Input records:

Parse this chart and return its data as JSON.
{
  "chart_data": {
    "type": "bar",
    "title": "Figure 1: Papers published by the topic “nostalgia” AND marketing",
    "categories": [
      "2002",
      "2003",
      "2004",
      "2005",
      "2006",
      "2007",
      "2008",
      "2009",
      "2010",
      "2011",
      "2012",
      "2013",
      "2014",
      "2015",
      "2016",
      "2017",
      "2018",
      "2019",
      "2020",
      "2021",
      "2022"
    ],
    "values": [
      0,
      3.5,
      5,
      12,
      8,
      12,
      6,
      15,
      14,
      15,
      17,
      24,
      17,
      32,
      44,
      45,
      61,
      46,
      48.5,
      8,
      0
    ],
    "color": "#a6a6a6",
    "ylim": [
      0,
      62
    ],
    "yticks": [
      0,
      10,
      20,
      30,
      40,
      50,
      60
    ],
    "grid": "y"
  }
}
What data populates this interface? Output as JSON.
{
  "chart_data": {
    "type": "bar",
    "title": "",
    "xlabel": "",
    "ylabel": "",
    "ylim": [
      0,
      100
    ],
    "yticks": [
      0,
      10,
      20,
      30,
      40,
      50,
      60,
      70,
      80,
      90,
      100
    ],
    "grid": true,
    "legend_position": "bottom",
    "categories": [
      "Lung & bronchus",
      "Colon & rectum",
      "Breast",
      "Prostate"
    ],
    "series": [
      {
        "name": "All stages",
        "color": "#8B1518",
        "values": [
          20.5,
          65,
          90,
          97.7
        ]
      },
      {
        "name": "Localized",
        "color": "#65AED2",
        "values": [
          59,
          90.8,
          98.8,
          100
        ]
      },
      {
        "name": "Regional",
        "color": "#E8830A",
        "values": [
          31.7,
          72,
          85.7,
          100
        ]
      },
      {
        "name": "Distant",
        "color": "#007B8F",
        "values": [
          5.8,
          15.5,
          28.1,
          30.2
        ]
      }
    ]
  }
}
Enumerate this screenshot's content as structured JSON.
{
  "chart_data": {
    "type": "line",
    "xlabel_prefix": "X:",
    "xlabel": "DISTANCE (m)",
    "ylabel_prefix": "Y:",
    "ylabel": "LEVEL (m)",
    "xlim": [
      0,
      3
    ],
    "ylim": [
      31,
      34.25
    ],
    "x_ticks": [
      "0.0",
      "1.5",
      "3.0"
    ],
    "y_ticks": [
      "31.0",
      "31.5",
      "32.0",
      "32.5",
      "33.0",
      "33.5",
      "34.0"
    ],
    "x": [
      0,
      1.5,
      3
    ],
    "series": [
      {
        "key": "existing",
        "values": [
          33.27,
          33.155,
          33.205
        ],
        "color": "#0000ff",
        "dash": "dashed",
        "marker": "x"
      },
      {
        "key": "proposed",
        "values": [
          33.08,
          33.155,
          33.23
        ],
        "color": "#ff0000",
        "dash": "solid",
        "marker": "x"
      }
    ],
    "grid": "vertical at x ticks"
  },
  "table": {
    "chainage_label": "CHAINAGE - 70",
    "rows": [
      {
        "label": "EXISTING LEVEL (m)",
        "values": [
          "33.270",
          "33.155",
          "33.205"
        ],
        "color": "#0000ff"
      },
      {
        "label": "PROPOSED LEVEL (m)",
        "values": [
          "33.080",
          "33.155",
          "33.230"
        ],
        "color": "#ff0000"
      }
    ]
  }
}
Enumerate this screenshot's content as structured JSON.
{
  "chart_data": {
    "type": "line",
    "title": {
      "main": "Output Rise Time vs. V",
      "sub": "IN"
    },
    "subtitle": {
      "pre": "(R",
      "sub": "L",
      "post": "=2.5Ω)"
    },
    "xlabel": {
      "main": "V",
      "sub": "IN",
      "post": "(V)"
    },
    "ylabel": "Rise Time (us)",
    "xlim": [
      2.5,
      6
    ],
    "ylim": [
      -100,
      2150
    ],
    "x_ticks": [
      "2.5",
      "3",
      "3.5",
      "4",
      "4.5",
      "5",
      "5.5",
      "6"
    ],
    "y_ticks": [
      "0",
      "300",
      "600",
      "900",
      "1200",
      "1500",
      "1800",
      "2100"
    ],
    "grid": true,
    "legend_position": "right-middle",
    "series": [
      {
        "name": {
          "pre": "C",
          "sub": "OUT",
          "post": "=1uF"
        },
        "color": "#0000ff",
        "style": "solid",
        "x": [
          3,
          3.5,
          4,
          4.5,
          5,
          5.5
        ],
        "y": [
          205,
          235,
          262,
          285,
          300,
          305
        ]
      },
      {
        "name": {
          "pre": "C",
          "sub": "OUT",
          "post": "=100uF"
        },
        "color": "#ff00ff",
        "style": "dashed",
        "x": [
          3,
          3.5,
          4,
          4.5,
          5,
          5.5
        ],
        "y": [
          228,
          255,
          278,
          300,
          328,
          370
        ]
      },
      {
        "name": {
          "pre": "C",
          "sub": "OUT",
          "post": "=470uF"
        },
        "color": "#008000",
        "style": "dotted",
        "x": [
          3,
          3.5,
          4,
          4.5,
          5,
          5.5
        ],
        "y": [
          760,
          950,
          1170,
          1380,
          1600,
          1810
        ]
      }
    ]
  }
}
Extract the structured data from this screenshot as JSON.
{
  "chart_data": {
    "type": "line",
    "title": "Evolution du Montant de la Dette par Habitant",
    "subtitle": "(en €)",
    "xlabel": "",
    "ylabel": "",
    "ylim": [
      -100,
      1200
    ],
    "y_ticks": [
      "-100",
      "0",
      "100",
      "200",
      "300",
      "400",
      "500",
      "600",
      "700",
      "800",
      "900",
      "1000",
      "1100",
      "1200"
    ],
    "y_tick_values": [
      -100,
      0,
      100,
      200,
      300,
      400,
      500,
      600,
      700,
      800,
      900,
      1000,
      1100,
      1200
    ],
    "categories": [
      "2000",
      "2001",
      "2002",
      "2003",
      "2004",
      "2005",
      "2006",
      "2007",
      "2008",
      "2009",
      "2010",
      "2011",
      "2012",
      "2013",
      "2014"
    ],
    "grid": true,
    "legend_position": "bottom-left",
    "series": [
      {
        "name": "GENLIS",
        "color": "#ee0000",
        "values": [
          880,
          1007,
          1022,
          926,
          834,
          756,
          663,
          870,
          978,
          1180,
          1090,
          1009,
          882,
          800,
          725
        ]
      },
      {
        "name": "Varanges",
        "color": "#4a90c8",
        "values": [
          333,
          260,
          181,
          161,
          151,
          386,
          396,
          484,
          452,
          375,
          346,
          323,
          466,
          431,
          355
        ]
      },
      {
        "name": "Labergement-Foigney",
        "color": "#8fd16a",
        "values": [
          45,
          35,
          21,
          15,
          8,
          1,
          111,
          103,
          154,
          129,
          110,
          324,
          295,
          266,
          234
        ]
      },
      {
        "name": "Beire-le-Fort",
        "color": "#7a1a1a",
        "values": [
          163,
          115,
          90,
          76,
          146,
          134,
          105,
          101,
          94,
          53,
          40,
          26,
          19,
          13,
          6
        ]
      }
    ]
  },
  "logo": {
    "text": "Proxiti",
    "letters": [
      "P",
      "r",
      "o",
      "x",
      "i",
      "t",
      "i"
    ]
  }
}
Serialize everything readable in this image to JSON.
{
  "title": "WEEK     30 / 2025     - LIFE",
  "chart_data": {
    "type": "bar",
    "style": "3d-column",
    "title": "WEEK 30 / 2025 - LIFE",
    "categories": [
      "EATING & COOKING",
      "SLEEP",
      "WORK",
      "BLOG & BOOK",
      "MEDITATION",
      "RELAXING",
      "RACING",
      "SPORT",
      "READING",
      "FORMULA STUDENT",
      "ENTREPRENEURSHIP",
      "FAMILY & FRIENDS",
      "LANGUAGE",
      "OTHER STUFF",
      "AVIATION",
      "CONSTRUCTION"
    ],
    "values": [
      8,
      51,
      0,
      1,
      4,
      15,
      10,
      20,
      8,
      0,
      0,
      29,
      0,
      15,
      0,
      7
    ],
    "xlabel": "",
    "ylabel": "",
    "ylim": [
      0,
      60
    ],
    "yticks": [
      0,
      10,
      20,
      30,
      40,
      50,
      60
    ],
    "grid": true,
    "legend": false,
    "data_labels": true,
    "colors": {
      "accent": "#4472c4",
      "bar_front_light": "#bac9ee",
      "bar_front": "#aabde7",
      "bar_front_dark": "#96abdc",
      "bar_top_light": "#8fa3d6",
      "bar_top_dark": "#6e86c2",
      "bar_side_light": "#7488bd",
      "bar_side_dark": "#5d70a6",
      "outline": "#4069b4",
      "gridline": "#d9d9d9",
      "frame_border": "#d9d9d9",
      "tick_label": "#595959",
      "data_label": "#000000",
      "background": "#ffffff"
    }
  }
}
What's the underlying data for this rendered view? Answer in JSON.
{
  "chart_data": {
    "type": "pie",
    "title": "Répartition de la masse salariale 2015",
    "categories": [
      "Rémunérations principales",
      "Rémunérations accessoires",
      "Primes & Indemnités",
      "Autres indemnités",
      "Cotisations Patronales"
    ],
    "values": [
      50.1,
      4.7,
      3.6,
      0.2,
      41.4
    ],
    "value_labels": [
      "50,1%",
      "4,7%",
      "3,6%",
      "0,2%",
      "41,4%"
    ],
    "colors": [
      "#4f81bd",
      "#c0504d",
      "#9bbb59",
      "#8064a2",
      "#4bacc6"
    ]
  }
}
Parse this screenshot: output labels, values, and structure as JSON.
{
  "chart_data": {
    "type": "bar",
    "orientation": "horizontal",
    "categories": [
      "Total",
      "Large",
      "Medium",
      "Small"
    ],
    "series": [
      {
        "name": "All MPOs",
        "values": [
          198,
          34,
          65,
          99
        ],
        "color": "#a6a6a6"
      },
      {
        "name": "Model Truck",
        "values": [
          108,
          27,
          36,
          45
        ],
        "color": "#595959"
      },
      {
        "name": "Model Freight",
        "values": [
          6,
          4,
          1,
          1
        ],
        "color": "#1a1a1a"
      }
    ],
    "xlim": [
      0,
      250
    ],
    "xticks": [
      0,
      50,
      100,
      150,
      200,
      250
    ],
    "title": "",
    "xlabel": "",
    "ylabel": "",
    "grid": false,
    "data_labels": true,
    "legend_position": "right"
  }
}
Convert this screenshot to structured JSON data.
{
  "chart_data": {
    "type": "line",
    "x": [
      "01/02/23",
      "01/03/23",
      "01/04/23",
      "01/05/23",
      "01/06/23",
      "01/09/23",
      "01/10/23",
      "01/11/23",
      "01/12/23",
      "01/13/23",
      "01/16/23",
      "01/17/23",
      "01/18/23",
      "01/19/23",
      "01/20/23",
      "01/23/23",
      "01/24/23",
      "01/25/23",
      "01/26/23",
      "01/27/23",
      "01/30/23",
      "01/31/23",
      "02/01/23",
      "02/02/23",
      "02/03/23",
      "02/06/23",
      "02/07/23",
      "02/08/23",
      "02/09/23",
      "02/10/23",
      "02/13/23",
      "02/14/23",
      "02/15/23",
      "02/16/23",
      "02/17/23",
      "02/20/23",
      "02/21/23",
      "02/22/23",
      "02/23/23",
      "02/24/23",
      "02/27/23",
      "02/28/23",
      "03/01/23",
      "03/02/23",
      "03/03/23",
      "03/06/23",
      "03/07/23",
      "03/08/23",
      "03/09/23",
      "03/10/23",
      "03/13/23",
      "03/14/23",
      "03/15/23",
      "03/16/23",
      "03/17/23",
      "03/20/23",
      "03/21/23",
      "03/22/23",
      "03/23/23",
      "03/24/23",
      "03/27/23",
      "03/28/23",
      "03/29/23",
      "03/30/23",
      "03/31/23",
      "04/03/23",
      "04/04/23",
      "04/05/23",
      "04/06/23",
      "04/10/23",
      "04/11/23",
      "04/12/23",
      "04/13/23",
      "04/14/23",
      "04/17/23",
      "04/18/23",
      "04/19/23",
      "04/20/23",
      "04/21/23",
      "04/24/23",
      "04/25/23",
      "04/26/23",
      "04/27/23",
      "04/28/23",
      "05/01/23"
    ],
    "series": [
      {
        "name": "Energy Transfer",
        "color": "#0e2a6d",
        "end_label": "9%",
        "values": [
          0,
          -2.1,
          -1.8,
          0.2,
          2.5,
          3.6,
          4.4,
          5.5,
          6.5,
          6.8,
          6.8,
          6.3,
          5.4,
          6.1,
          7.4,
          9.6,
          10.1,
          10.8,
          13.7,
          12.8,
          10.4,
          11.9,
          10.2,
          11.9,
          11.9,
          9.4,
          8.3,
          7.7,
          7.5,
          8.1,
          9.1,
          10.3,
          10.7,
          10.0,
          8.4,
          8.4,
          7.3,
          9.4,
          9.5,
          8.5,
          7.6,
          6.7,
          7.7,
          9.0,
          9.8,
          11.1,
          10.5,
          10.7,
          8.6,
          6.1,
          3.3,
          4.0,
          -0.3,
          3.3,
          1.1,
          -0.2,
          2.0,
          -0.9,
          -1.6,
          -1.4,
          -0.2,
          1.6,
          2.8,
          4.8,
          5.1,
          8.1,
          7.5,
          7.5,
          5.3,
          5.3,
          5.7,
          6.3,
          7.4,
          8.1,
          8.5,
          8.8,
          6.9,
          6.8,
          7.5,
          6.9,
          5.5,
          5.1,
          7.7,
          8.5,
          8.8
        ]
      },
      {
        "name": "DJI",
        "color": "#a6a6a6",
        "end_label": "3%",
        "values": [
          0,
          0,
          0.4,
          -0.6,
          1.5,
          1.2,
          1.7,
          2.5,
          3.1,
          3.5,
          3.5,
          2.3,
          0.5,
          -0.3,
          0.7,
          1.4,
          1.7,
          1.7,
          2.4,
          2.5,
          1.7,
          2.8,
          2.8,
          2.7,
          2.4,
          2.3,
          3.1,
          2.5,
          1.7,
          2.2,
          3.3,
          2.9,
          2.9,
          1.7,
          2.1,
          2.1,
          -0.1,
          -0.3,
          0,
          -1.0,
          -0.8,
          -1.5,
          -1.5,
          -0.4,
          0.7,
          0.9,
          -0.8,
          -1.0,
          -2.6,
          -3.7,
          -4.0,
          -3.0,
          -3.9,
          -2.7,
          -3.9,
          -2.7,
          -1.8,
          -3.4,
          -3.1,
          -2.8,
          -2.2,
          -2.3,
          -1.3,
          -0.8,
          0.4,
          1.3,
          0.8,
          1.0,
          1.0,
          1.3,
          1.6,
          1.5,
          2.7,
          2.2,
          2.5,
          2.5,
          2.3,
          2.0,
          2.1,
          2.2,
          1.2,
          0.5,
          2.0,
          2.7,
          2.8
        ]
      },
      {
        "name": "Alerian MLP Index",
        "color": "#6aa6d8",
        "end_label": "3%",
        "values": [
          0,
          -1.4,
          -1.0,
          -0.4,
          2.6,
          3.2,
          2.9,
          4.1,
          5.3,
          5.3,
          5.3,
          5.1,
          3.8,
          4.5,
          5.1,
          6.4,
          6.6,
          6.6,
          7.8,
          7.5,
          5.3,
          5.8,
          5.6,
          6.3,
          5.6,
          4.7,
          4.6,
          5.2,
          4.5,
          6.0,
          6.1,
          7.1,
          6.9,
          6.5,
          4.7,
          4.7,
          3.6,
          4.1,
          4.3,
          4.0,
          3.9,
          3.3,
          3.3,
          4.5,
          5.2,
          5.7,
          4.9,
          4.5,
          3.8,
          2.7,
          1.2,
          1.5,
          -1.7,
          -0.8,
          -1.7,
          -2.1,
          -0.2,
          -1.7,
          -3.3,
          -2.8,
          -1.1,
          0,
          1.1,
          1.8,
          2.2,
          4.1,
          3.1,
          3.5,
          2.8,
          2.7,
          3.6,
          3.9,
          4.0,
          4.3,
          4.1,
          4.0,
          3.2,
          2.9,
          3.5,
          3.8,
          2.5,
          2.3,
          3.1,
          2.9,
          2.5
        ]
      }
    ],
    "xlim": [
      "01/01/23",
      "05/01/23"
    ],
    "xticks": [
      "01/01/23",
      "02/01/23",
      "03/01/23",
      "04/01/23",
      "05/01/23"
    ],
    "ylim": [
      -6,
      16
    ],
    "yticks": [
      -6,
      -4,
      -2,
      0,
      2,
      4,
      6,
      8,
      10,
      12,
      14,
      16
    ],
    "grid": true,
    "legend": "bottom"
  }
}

Goal: In the listing, find every line containing the word "post" and list it.

Written answer:
      "post": "=2.5Ω)"
      "post": "(V)"
          "post": "=1uF"
          "post": "=100uF"
          "post": "=470uF"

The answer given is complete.